**Aim:**
Extract every line that includes the string "చబడవ".

**Records provided:**
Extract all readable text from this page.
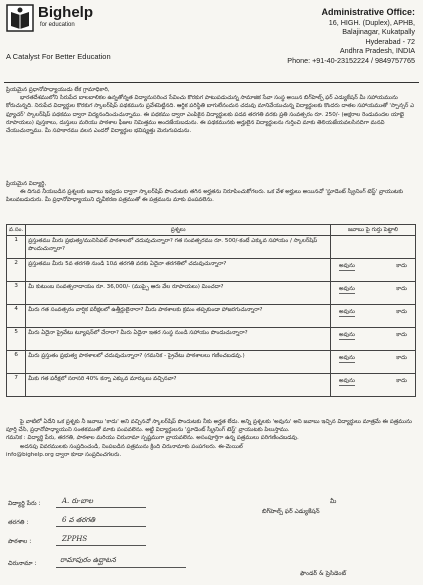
Bighelp
for education
A Catalyst For Better Education
Administrative Office:
16, HIGH. (Duplex), APHB,
Balajinagar, Kukatpally
Hyderabad - 72
Andhra Pradesh, INDIA
Phone: +91-40-23152224 / 9849757765

ప్రియమైన ప్రధానోపాధ్యాయుడు లేక గ్రామాధికారి,

భారతదేశములోని సిరుపేద బాలబాలికల ఉన్నతోన్నత విద్యానుసరించ సేవించు కొరకుగ పాటుపడుచున్న సామాజిక సేవా సంస్థ అయిన బిగ్‌హెల్ప్ ఫర్ ఎడ్యుకేషన్ మీ సహాయమును కోరుచున్నది. నిరుపేద విద్యార్థుల కొరకుగ స్కాలర్‌షిప్ పథకమును ప్రవేశపెట్టినది. ఆర్థిక పరిస్థితి బాగులేనందున చదువు మానివేయుచున్న విద్యార్థులకు కొందరు దాతల సహాయముతో 'స్పాన్సర్ ఎ ఫ్యూచర్' స్కాలర్‌షిప్ పథకము ద్వారా విద్యనందించుచున్నాము. ఈ పథకము ద్వారా ఎంపికైన విద్యార్థులకు పదవ తరగతి వరకు ప్రతి సంవత్సరం రూ. 250/- (అక్షరాల రెండువందల యాభై రూపాయలు) పుస్తకాలు, దుస్తులు మరియు పాఠశాల ఫీజుల నిమిత్తము అందజేయబడును. ఈ పథకమునకు అర్హులైన విద్యార్థులను గుర్తించి మాకు తెలియజేయవలసినదిగా మనవి చేయుచున్నాము. మీ సహకారము వలన ఎందరో విద్యార్థుల భవిష్యత్తు మెరుగుపడును.

ప్రియమైన విద్యార్థి,

ఈ దిగువ నీయబడిన ప్రశ్నలకు జవాబు ఇవ్వడం ద్వారా స్కాలర్‌షిప్ పొందుటకు తగిన అర్హతను నిరూపించుకోగలరు. ఒక వేళ అర్హులు అయినచో 'స్టూడెంట్ స్క్రీనింగ్ టెస్ట్' వ్రాయుటకు పిలువబడుదురు. మీ ప్రధానోపాధ్యాయుని ధృవీకరణ పత్రముతో ఈ పత్రమును మాకు పంపవలెను.

వ.సం.	ప్రశ్నలు	జవాబు పై గుర్తు పెట్టాలి
1	ప్రస్తుతము మీరు ప్రభుత్వ/మునిసిపల్ పాఠశాలలో చదువుచున్నారా? గత సంవత్సరము రూ. 500/-కంటే ఎక్కువ సహాయం / స్కాలర్‌షిప్ పొందుచున్నారా?	

2	ప్రస్తుతము మీరు 5వ తరగతి నుండి 10వ తరగతి వరకు ఏదైనా తరగతిలో చదువుచున్నారా?	అవును కాదు

3	మీ కుటుంబ సంవత్సరాదాయం రూ. 36,000/- (ముప్పై ఆరు వేల రూపాయలు) మించదా?	అవును కాదు

4	మీరు గత సంవత్సరం వార్షిక పరీక్షలలో ఉత్తీర్ణులైనారా? మీరు పాఠశాలకు క్రమం తప్పకుండా హాజరగుచున్నారా?	అవును కాదు

5	మీరు ఏదైనా ప్రైవేటు ట్యూషన్‌లో చేరారా? మీరు ఏదైనా ఇతర సంస్థ నుండి సహాయం పొందుచున్నారా?	అవును కాదు

6	మీరు ప్రస్తుతం ప్రభుత్వ పాఠశాలలో చదువుచున్నారా? (గమనిక - ప్రైవేటు పాఠశాలలు గణించబడవు.)	అవును కాదు

7	మీకు గత పరీక్షలో సరాసరి 40% కన్నా ఎక్కువ మార్కులు వచ్చినవా?	అవును కాదు

పై వాటిలో ఏదేని ఒక ప్రశ్నకు నీ జవాబు 'కాదు' అని వచ్చినచో స్కాలర్‌షిప్ పొందుటకు నీకు అర్హత లేదు. అన్ని ప్రశ్నలకు 'అవును' అని జవాబు ఇచ్చిన విద్యార్థులు మాత్రమే ఈ పత్రమును పూర్తి చేసి, ప్రధానోపాధ్యాయుని సంతకముతో మాకు పంపవలెను. అట్టి విద్యార్థులను 'స్టూడెంట్ స్క్రీనింగ్ టెస్ట్' వ్రాయుటకు పిలుస్తాము.

గమనిక : విద్యార్థి పేరు, తరగతి, పాఠశాల మరియు చిరునామా స్పష్టముగా వ్రాయవలెను. అసంపూర్తిగా ఉన్న పత్రములు పరిగణించబడవు.

అదనపు వివరములకు సంప్రదించండి, నింపబడిన పత్రమును క్రింది చిరునామాకు పంపగలరు. ఈ-మెయిల్

info@bighelp.org ద్వారా కూడా సంప్రదించగలరు.

విద్యార్థి పేరు :	A. రు-బాల
తరగతి :	6 వ తరగతి
పాఠశాల :	ZPPHS
చిరునామా :	రామాపురం ఉద్ఘాటన
మీ
బిగ్‌హెల్ప్ ఫర్ ఎడ్యుకేషన్
ఫౌండర్ & ప్రెసిడెంట్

**Result below:**
6	మీరు ప్రస్తుతం ప్రభుత్వ పాఠశాలలో చదువుచున్నారా? (గమనిక - ప్రైవేటు పాఠశాలలు గణించబడవు.)	అవును కాదు
గమనిక : విద్యార్థి పేరు, తరగతి, పాఠశాల మరియు చిరునామా స్పష్టముగా వ్రాయవలెను. అసంపూర్తిగా ఉన్న పత్రములు పరిగణించబడవు.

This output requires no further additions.